[DATA FOR PROCESSING — start]

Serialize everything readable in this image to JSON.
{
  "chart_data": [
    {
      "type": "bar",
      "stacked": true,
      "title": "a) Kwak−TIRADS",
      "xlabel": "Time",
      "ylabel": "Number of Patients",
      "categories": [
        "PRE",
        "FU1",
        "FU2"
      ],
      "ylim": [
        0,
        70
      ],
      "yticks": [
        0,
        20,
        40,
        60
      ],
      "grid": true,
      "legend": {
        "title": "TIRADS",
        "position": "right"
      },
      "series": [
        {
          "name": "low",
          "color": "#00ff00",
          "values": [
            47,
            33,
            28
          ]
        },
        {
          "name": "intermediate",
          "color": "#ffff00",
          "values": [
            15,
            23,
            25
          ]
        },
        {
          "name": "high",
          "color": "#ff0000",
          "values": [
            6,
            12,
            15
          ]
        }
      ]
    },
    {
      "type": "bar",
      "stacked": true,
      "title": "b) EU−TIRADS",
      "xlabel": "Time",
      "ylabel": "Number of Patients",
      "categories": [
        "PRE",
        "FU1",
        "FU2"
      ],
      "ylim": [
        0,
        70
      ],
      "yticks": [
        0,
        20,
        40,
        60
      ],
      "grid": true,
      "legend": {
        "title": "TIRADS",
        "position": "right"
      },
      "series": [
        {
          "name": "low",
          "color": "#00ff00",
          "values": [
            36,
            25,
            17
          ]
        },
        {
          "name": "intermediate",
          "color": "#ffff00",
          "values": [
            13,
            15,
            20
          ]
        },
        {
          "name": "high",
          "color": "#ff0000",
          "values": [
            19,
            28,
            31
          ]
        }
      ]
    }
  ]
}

[DATA FOR PROCESSING — finish]

#### ACTION ITEM
Line by line, copy the data above.

#### ANSWER AREA
Serialize everything readable in this image to JSON.
{
  "chart_data": [
    {
      "type": "bar",
      "stacked": true,
      "title": "a) Kwak−TIRADS",
      "xlabel": "Time",
      "ylabel": "Number of Patients",
      "categories": [
        "PRE",
        "FU1",
        "FU2"
      ],
      "ylim": [
        0,
        70
      ],
      "yticks": [
        0,
        20,
        40,
        60
      ],
      "grid": true,
      "legend": {
        "title": "TIRADS",
        "position": "right"
      },
      "series": [
        {
          "name": "low",
          "color": "#00ff00",
          "values": [
            47,
            33,
            28
          ]
        },
        {
          "name": "intermediate",
          "color": "#ffff00",
          "values": [
            15,
            23,
            25
          ]
        },
        {
          "name": "high",
          "color": "#ff0000",
          "values": [
            6,
            12,
            15
          ]
        }
      ]
    },
    {
      "type": "bar",
      "stacked": true,
      "title": "b) EU−TIRADS",
      "xlabel": "Time",
      "ylabel": "Number of Patients",
      "categories": [
        "PRE",
        "FU1",
        "FU2"
      ],
      "ylim": [
        0,
        70
      ],
      "yticks": [
        0,
        20,
        40,
        60
      ],
      "grid": true,
      "legend": {
        "title": "TIRADS",
        "position": "right"
      },
      "series": [
        {
          "name": "low",
          "color": "#00ff00",
          "values": [
            36,
            25,
            17
          ]
        },
        {
          "name": "intermediate",
          "color": "#ffff00",
          "values": [
            13,
            15,
            20
          ]
        },
        {
          "name": "high",
          "color": "#ff0000",
          "values": [
            19,
            28,
            31
          ]
        }
      ]
    }
  ]
}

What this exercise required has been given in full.